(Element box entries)
** Start **

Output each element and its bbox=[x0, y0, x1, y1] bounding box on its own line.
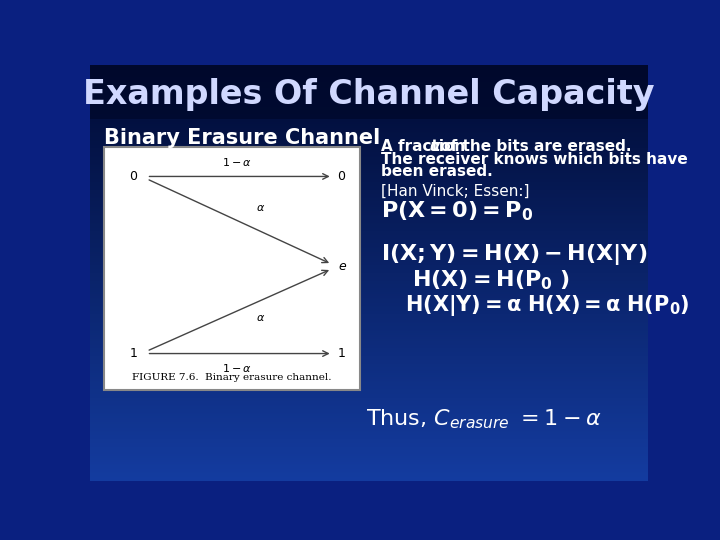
Text: of the bits are erased.: of the bits are erased. bbox=[435, 139, 631, 154]
Text: e: e bbox=[338, 260, 346, 273]
Text: $\alpha$: $\alpha$ bbox=[256, 204, 265, 213]
Text: 0: 0 bbox=[337, 170, 345, 183]
Bar bbox=[90, 65, 648, 119]
Text: FIGURE 7.6.  Binary erasure channel.: FIGURE 7.6. Binary erasure channel. bbox=[132, 373, 332, 382]
Text: been erased.: been erased. bbox=[382, 164, 493, 179]
Bar bbox=[104, 147, 360, 390]
Text: $\mathbf{P(X{=}0) = P_0}$: $\mathbf{P(X{=}0) = P_0}$ bbox=[382, 200, 534, 223]
Text: $\mathbf{I(X;Y) = H(X) - H(X|Y)}$: $\mathbf{I(X;Y) = H(X) - H(X|Y)}$ bbox=[382, 242, 648, 267]
Text: [Han Vinck; Essen:]: [Han Vinck; Essen:] bbox=[382, 184, 530, 199]
Text: A fraction: A fraction bbox=[382, 139, 471, 154]
Text: $1-\alpha$: $1-\alpha$ bbox=[222, 362, 252, 374]
Text: 1: 1 bbox=[337, 347, 345, 360]
Text: $\mathbf{H(X) = H(P_0\ )}$: $\mathbf{H(X) = H(P_0\ )}$ bbox=[413, 269, 570, 293]
Text: $\alpha$: $\alpha$ bbox=[256, 313, 265, 323]
Text: 0: 0 bbox=[130, 170, 138, 183]
Text: The receiver knows which bits have: The receiver knows which bits have bbox=[382, 152, 688, 167]
Text: Thus, $C_{erasure}\ = 1 - \alpha$: Thus, $C_{erasure}\ = 1 - \alpha$ bbox=[366, 407, 601, 431]
Text: Binary Erasure Channel: Binary Erasure Channel bbox=[104, 128, 380, 148]
Text: Examples Of Channel Capacity: Examples Of Channel Capacity bbox=[84, 78, 654, 111]
Text: $1-\alpha$: $1-\alpha$ bbox=[222, 156, 252, 168]
Text: α: α bbox=[429, 139, 440, 154]
Text: $\mathbf{H(X|Y) = \alpha\ H(X) = \alpha\ H(P_0)}$: $\mathbf{H(X|Y) = \alpha\ H(X) = \alpha\… bbox=[405, 294, 689, 319]
Text: 1: 1 bbox=[130, 347, 138, 360]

** End **

**Aim**
Copy out all of the entries above word for word, omitting the pictures.

**Response below**
Output each element and its bbox=[x0, y0, x1, y1] bounding box on its own line.
Text: of the bits are erased.: of the bits are erased. bbox=[435, 139, 631, 154]
Text: e: e bbox=[338, 260, 346, 273]
Text: $\alpha$: $\alpha$ bbox=[256, 204, 265, 213]
Text: 0: 0 bbox=[337, 170, 345, 183]
Bar bbox=[90, 65, 648, 119]
Text: FIGURE 7.6.  Binary erasure channel.: FIGURE 7.6. Binary erasure channel. bbox=[132, 373, 332, 382]
Text: been erased.: been erased. bbox=[382, 164, 493, 179]
Bar bbox=[104, 147, 360, 390]
Text: $\mathbf{P(X{=}0) = P_0}$: $\mathbf{P(X{=}0) = P_0}$ bbox=[382, 200, 534, 223]
Text: $\mathbf{I(X;Y) = H(X) - H(X|Y)}$: $\mathbf{I(X;Y) = H(X) - H(X|Y)}$ bbox=[382, 242, 648, 267]
Text: [Han Vinck; Essen:]: [Han Vinck; Essen:] bbox=[382, 184, 530, 199]
Text: A fraction: A fraction bbox=[382, 139, 471, 154]
Text: $1-\alpha$: $1-\alpha$ bbox=[222, 362, 252, 374]
Text: 1: 1 bbox=[337, 347, 345, 360]
Text: $\mathbf{H(X) = H(P_0\ )}$: $\mathbf{H(X) = H(P_0\ )}$ bbox=[413, 269, 570, 293]
Text: $\alpha$: $\alpha$ bbox=[256, 313, 265, 323]
Text: 0: 0 bbox=[130, 170, 138, 183]
Text: The receiver knows which bits have: The receiver knows which bits have bbox=[382, 152, 688, 167]
Text: Thus, $C_{erasure}\ = 1 - \alpha$: Thus, $C_{erasure}\ = 1 - \alpha$ bbox=[366, 407, 601, 431]
Text: Binary Erasure Channel: Binary Erasure Channel bbox=[104, 128, 380, 148]
Text: Examples Of Channel Capacity: Examples Of Channel Capacity bbox=[84, 78, 654, 111]
Text: $1-\alpha$: $1-\alpha$ bbox=[222, 156, 252, 168]
Text: α: α bbox=[429, 139, 440, 154]
Text: $\mathbf{H(X|Y) = \alpha\ H(X) = \alpha\ H(P_0)}$: $\mathbf{H(X|Y) = \alpha\ H(X) = \alpha\… bbox=[405, 294, 689, 319]
Text: 1: 1 bbox=[130, 347, 138, 360]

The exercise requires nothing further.